■ **Available data**:
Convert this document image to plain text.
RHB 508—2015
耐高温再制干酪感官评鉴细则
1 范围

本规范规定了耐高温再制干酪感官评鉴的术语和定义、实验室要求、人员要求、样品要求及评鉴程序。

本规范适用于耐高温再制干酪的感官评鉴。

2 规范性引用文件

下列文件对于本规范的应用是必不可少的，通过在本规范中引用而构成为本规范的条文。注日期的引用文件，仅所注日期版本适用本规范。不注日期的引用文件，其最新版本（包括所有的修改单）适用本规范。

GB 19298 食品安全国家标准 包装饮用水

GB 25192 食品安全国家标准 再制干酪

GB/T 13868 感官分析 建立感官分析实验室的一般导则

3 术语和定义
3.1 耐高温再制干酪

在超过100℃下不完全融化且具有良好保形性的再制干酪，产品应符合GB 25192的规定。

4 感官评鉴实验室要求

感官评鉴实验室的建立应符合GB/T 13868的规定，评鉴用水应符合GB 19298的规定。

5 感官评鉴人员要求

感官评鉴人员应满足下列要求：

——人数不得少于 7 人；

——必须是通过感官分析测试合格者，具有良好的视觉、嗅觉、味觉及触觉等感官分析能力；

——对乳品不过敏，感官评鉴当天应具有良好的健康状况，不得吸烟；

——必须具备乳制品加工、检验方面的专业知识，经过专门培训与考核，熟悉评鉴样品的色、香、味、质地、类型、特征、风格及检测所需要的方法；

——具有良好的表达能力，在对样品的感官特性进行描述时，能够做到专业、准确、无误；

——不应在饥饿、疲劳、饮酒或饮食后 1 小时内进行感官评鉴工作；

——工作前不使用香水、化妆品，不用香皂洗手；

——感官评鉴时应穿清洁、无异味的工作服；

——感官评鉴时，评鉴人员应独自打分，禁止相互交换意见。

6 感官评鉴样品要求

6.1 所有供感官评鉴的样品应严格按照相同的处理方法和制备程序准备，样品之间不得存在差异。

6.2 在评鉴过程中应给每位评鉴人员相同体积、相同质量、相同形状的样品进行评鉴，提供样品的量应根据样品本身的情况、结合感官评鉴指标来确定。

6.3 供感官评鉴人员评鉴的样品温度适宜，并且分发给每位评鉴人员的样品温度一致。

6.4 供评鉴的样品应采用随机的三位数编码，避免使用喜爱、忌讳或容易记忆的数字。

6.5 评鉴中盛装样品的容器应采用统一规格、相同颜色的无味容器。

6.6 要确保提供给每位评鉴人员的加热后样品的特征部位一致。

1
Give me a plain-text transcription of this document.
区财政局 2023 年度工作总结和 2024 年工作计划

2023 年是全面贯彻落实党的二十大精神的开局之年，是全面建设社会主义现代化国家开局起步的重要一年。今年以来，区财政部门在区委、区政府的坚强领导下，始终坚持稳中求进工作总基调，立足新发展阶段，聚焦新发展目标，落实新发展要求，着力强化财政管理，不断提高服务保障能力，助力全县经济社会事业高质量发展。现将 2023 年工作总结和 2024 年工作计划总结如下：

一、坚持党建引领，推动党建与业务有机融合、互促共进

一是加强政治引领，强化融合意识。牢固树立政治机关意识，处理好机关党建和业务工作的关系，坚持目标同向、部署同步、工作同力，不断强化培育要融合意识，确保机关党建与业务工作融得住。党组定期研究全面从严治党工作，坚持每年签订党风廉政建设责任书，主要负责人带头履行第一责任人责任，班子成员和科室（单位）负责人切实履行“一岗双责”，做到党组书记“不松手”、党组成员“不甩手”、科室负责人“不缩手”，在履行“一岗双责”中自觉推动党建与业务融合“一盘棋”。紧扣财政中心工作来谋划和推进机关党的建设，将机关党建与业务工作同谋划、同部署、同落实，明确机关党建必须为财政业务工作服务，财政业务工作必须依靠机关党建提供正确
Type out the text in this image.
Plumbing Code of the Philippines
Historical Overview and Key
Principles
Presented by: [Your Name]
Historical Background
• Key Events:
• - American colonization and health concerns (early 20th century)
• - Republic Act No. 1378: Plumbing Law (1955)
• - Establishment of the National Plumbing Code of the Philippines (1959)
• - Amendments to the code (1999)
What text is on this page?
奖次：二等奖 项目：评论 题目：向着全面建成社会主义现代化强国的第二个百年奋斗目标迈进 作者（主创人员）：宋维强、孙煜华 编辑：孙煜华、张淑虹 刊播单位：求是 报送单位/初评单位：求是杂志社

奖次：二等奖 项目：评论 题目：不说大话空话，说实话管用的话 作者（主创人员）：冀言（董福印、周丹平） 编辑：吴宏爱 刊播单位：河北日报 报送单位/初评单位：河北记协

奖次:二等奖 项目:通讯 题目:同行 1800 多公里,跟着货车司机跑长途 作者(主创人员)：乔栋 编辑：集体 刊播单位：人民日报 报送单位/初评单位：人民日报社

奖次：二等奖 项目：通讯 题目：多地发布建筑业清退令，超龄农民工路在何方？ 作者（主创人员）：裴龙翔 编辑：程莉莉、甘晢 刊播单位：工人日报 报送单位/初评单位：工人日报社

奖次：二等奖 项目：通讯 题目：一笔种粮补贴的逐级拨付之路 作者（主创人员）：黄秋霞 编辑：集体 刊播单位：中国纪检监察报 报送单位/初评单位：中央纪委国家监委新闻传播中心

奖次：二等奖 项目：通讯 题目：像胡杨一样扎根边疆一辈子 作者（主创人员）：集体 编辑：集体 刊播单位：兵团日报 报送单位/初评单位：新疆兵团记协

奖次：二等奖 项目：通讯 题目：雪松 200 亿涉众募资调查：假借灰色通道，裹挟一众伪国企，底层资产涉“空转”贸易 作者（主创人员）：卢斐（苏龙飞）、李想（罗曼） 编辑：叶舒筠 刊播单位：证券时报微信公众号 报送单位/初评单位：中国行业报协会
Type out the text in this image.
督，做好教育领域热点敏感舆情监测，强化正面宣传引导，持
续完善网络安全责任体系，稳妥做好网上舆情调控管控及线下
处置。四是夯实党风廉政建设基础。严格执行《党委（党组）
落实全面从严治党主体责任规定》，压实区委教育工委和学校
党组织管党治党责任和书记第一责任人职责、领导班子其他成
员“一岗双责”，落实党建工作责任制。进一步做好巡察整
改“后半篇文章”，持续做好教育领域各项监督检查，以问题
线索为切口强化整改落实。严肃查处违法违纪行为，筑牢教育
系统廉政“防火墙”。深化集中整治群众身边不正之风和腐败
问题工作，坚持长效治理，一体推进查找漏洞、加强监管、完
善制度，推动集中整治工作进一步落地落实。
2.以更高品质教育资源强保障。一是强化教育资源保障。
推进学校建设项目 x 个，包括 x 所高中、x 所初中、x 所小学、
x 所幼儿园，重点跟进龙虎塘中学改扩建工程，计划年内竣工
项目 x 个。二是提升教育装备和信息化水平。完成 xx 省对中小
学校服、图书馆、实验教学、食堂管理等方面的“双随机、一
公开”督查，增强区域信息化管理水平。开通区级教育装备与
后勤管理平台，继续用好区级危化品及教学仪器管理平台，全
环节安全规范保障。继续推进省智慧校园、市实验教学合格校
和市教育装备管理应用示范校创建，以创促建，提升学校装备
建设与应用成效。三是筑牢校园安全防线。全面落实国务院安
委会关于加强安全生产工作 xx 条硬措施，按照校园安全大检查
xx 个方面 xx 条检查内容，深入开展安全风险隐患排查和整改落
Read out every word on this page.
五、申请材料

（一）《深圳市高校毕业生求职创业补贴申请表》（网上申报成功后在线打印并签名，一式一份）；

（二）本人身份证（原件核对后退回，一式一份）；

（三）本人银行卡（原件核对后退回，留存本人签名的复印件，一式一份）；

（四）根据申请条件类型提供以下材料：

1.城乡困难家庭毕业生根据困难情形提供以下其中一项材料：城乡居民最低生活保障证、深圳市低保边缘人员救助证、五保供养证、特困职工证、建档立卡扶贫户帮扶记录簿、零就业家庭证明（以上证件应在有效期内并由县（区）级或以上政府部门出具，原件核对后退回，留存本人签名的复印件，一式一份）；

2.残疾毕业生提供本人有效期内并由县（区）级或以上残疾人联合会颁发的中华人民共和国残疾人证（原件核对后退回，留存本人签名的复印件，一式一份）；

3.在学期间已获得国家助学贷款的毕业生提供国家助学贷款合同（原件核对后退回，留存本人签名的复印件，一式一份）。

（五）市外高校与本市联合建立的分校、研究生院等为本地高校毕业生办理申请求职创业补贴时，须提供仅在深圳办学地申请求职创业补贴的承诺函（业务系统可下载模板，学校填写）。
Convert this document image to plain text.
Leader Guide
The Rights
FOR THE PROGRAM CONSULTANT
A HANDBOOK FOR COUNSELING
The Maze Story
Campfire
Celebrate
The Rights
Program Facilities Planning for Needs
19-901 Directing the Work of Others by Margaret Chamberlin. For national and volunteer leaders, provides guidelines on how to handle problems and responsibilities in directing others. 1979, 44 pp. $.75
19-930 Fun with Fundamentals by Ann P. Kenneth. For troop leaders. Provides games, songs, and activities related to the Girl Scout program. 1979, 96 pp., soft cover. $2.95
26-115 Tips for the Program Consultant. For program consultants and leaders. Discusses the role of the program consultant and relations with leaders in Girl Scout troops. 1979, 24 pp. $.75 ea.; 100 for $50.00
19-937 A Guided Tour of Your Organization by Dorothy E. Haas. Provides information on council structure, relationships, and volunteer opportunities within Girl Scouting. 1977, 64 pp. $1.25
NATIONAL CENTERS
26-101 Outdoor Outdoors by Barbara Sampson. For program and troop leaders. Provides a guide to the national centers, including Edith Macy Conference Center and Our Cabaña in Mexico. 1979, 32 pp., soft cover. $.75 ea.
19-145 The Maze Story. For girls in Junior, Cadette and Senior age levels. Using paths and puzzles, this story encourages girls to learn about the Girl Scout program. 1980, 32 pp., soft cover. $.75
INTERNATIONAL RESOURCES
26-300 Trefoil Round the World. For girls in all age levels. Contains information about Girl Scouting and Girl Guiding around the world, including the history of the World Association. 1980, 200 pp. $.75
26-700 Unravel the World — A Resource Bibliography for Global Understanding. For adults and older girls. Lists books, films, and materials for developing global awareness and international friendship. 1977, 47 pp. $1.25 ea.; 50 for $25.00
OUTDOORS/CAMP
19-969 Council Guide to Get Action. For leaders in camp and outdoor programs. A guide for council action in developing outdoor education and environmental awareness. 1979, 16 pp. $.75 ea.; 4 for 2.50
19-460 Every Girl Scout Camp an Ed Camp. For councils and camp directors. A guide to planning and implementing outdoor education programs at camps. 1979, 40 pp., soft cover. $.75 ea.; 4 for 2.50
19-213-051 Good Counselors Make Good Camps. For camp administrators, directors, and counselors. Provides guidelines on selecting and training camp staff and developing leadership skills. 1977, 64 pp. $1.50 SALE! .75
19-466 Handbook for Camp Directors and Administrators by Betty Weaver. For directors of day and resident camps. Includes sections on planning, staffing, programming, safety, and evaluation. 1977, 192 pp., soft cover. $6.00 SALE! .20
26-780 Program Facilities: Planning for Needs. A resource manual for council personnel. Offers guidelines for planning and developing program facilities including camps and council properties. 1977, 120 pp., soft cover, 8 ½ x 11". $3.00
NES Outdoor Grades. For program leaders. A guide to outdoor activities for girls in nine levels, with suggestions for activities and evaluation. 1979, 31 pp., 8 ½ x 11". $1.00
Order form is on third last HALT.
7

■ **What you will do**:
Using the records above, gather all lines where the string "Historical" is present.

■ **Output**:
Historical Overview and Key
Historical Background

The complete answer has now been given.